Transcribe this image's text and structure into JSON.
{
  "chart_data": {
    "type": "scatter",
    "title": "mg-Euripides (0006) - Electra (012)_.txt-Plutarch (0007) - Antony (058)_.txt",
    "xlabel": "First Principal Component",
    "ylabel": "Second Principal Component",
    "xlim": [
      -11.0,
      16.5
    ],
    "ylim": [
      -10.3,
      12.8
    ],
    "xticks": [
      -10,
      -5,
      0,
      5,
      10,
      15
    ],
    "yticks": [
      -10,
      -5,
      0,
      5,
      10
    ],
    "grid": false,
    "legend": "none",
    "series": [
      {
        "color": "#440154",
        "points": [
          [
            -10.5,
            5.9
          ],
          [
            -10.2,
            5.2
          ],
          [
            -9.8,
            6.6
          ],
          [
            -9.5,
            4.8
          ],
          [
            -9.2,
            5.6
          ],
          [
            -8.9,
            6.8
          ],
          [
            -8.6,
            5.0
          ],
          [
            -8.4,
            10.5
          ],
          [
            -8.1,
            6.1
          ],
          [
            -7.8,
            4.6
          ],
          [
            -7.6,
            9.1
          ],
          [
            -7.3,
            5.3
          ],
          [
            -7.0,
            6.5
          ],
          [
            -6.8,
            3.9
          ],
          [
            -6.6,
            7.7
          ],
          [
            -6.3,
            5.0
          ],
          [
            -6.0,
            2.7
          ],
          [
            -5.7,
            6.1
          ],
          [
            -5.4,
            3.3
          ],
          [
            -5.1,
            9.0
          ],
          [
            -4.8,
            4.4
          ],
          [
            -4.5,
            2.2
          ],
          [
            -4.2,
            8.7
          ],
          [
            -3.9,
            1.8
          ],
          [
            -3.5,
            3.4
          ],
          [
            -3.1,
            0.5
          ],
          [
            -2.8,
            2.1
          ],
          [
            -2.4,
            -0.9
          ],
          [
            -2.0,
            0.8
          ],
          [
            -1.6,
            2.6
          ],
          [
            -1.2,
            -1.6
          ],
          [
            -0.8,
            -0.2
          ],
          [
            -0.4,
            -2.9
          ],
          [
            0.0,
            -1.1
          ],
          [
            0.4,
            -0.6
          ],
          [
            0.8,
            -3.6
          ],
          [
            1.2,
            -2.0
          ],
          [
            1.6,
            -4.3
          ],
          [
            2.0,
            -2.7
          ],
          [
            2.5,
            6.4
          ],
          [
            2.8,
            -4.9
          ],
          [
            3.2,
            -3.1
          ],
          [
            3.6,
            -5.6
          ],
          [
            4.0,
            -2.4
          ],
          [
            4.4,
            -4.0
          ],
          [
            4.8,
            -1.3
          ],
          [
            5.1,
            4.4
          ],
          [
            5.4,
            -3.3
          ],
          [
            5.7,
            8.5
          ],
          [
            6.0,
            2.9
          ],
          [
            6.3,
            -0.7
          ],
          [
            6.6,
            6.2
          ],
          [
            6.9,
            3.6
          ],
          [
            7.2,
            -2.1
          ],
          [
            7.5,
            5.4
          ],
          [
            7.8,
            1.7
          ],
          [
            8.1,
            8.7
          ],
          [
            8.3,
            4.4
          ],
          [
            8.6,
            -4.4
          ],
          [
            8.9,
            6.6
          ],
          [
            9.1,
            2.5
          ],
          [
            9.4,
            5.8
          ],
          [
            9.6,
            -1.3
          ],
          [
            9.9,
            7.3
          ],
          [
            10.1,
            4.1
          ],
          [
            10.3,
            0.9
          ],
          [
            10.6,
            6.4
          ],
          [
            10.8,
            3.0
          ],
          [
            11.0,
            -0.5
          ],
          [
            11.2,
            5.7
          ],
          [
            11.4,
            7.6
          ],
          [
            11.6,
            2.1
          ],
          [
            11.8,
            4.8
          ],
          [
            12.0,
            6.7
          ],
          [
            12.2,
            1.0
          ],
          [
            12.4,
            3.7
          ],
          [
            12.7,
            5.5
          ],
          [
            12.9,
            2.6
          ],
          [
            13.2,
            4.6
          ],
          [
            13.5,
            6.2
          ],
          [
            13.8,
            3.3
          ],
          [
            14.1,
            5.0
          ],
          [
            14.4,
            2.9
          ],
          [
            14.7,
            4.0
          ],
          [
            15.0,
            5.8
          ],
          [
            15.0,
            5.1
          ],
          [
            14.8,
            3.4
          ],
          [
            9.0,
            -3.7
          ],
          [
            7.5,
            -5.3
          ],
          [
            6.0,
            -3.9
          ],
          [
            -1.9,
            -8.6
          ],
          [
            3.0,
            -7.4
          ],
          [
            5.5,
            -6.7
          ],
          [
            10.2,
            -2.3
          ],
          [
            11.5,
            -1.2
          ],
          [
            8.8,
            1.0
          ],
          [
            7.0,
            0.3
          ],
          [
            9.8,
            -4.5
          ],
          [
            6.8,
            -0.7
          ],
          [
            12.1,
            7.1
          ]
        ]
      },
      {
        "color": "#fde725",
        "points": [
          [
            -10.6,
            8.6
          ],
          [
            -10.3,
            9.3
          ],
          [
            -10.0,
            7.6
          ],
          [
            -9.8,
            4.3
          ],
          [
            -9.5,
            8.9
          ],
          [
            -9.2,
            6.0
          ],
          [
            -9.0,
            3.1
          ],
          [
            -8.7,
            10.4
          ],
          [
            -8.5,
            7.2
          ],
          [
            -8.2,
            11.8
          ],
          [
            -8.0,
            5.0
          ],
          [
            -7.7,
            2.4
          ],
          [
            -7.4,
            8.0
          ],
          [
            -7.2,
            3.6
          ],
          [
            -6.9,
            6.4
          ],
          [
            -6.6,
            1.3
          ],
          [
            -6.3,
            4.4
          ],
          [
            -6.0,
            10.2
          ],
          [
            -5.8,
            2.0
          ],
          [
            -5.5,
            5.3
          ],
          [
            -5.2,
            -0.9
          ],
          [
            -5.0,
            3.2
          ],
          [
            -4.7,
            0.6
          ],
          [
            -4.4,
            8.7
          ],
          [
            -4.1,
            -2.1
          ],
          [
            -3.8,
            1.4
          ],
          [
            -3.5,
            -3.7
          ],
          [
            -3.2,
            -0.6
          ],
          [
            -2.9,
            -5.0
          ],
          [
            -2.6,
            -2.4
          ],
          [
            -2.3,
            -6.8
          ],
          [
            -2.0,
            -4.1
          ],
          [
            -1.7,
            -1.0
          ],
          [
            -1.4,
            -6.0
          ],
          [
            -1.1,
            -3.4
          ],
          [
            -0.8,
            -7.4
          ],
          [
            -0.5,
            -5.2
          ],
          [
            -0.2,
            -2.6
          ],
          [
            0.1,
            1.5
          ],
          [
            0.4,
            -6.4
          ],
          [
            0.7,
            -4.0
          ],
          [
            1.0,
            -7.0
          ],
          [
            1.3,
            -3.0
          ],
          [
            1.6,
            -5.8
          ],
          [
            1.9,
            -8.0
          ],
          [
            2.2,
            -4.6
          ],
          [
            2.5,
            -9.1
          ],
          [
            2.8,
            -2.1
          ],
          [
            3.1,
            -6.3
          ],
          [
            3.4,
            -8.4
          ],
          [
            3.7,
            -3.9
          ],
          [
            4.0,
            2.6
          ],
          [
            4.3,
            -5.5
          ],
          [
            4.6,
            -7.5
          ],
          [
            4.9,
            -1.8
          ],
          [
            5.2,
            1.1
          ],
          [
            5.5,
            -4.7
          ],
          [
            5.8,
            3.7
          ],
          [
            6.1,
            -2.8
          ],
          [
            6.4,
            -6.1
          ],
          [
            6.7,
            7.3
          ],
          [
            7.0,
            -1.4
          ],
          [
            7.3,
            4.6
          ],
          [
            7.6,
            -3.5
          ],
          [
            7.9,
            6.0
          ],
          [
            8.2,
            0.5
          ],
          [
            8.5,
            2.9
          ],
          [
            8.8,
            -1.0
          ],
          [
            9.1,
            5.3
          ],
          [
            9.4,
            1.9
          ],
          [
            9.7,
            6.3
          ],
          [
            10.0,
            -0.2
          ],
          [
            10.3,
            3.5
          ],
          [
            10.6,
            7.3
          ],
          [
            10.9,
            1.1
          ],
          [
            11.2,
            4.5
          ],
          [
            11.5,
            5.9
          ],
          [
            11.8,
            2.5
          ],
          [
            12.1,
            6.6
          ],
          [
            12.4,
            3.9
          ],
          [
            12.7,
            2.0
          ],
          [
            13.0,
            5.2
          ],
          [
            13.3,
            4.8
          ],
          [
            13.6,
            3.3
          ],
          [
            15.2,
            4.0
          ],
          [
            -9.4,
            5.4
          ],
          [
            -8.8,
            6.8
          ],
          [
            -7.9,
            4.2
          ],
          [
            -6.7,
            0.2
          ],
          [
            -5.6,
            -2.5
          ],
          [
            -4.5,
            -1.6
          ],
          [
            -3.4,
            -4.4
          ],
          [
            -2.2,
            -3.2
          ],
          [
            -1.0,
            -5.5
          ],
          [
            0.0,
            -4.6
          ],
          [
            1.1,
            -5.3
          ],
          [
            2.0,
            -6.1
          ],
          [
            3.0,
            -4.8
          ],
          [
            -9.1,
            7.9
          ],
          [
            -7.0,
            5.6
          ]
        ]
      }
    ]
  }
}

-- -- --

What the task requires: Copy each line above that contains the string "Component".

Answer below:
    "xlabel": "First Principal Component",
    "ylabel": "Second Principal Component",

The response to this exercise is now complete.